Objective: Single out each line with the word "icon" and copy it.

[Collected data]
## Start

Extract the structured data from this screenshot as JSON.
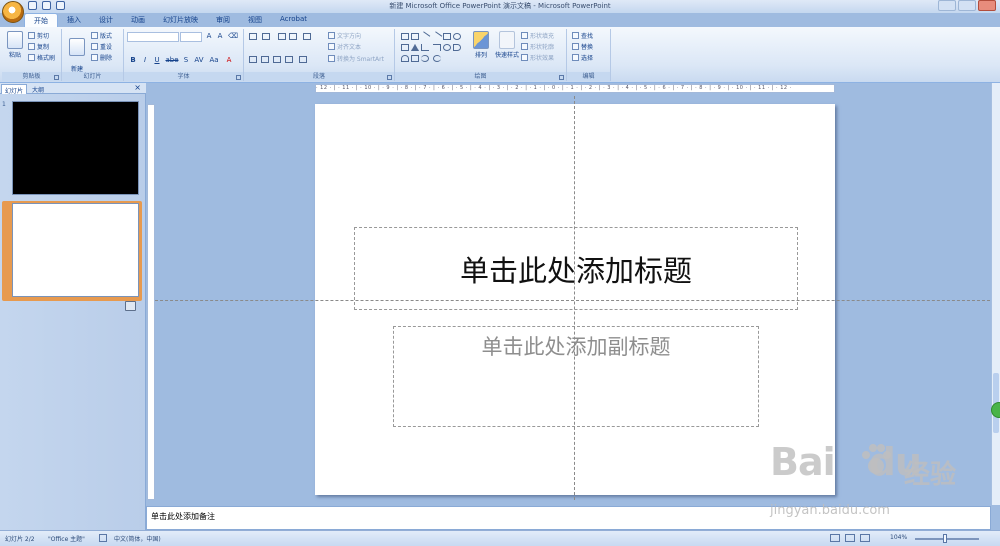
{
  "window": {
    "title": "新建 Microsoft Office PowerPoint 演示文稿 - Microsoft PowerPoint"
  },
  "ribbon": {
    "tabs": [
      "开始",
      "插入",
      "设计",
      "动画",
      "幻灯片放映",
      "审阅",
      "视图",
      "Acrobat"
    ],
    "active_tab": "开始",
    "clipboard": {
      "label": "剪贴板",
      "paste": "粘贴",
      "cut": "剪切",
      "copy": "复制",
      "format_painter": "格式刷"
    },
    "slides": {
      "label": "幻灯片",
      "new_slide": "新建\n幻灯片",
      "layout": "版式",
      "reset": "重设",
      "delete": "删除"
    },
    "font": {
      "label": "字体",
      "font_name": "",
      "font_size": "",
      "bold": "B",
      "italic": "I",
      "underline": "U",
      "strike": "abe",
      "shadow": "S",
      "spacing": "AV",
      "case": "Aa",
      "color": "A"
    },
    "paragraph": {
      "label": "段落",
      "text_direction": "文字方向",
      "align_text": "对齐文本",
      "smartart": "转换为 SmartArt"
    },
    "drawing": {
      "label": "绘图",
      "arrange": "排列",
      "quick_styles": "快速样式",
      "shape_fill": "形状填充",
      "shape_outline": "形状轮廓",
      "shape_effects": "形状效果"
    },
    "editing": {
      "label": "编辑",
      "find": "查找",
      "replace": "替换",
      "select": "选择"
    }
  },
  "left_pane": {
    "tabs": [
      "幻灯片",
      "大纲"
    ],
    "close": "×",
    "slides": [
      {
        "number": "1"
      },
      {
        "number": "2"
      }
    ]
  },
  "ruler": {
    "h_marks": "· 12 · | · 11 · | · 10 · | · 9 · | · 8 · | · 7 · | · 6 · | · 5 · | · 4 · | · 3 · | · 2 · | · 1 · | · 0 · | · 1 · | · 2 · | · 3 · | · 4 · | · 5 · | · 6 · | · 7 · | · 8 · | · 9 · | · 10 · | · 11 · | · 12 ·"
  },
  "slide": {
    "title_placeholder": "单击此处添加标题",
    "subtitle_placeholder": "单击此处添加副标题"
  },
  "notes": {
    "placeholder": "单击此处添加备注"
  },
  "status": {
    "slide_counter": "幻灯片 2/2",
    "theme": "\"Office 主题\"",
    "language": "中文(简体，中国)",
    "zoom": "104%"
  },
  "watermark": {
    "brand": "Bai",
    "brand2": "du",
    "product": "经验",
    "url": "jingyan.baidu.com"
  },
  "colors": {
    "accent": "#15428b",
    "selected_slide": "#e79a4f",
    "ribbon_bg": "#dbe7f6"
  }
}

## End
## Start

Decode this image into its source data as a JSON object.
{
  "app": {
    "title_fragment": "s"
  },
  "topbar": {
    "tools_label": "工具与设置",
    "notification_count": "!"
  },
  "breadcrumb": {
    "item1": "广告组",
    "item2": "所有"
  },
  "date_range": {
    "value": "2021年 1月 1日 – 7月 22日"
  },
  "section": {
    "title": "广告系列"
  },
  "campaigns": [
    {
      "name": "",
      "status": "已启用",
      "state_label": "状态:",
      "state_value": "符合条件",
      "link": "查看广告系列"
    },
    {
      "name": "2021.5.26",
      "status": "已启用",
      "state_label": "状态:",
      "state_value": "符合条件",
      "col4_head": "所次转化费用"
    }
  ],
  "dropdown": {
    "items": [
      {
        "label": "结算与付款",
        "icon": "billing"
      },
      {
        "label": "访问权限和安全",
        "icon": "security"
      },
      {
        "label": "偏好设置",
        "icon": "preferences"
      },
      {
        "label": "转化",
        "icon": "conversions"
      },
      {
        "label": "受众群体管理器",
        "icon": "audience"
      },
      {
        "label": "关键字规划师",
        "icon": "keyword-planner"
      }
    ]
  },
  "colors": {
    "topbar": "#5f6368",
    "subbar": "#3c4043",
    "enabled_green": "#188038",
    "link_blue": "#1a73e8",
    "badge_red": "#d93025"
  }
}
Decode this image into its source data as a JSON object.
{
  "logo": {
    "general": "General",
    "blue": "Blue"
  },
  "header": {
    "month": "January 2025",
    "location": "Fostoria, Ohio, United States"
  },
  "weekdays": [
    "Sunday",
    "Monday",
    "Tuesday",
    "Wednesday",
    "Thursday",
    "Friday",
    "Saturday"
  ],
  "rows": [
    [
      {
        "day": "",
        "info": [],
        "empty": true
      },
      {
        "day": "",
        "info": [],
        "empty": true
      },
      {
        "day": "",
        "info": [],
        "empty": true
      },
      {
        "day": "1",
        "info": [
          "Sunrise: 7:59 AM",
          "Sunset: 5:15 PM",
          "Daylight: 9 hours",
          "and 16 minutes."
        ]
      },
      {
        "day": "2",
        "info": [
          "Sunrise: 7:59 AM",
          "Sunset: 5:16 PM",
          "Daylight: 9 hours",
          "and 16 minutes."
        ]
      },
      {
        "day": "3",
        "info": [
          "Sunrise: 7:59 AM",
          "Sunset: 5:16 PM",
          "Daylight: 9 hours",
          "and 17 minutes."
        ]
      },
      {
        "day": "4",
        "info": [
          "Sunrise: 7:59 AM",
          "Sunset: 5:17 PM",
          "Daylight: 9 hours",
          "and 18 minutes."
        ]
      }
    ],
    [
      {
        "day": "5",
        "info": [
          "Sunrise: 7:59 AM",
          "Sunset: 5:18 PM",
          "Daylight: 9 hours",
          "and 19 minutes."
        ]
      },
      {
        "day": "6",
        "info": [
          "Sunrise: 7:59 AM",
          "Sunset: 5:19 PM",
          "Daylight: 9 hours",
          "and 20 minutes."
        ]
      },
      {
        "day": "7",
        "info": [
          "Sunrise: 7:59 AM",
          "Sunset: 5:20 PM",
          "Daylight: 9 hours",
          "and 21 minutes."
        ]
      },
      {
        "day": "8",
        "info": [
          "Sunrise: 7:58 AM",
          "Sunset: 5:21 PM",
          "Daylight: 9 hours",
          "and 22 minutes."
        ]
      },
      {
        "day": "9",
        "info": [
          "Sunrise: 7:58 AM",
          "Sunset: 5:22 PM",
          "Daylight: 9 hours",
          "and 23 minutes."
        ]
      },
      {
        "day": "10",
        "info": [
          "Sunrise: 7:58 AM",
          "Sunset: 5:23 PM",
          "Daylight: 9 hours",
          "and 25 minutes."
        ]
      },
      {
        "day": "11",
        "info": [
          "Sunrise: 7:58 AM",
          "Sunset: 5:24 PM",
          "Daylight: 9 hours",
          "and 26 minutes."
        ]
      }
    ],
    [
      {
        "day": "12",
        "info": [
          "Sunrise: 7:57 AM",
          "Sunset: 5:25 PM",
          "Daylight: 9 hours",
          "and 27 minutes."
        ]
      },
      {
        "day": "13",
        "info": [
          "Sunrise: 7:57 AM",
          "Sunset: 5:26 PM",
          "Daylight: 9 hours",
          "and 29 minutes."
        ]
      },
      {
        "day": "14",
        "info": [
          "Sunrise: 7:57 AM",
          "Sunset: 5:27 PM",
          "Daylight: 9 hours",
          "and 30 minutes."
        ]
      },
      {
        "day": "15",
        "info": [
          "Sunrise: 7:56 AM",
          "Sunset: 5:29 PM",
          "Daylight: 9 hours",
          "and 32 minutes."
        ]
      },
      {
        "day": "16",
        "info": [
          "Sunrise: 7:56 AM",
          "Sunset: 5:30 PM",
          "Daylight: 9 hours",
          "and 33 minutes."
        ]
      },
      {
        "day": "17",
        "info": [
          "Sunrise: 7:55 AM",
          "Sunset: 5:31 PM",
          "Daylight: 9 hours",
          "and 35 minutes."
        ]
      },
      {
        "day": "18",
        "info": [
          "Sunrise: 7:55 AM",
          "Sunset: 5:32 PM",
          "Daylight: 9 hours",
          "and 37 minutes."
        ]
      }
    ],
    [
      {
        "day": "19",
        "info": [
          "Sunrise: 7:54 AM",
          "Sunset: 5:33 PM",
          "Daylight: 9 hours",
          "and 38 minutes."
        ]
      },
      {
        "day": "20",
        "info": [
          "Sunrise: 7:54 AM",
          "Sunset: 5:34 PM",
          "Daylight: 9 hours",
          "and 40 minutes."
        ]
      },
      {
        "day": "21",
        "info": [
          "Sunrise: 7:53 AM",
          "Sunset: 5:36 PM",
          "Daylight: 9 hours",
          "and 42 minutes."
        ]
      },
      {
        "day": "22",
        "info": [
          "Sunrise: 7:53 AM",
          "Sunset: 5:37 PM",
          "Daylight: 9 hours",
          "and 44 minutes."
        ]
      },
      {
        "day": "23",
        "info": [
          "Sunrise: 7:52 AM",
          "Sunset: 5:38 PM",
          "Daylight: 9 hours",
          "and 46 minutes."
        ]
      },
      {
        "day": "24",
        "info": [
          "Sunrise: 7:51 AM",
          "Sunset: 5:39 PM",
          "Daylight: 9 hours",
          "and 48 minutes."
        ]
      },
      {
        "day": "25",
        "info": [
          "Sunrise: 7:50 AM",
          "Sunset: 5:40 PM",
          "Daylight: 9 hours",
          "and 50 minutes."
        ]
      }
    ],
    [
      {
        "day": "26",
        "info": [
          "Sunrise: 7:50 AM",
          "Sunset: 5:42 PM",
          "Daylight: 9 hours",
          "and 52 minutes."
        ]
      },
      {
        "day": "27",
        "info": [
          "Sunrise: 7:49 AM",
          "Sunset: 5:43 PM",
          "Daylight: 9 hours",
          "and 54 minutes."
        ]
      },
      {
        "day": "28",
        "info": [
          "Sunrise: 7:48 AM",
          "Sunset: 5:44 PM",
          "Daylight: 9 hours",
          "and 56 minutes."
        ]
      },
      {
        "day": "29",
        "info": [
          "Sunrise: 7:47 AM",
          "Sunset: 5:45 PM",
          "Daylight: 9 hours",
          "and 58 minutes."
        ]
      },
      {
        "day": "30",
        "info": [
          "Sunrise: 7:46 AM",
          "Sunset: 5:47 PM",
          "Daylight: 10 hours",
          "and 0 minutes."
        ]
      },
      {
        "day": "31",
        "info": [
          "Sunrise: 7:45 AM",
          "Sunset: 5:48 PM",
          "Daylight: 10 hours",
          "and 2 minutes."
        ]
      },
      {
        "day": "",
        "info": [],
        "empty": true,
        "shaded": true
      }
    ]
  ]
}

## End

Result below:
        "icon": "billing"
        "icon": "security"
        "icon": "preferences"
        "icon": "conversions"
        "icon": "audience"
        "icon": "keyword-planner"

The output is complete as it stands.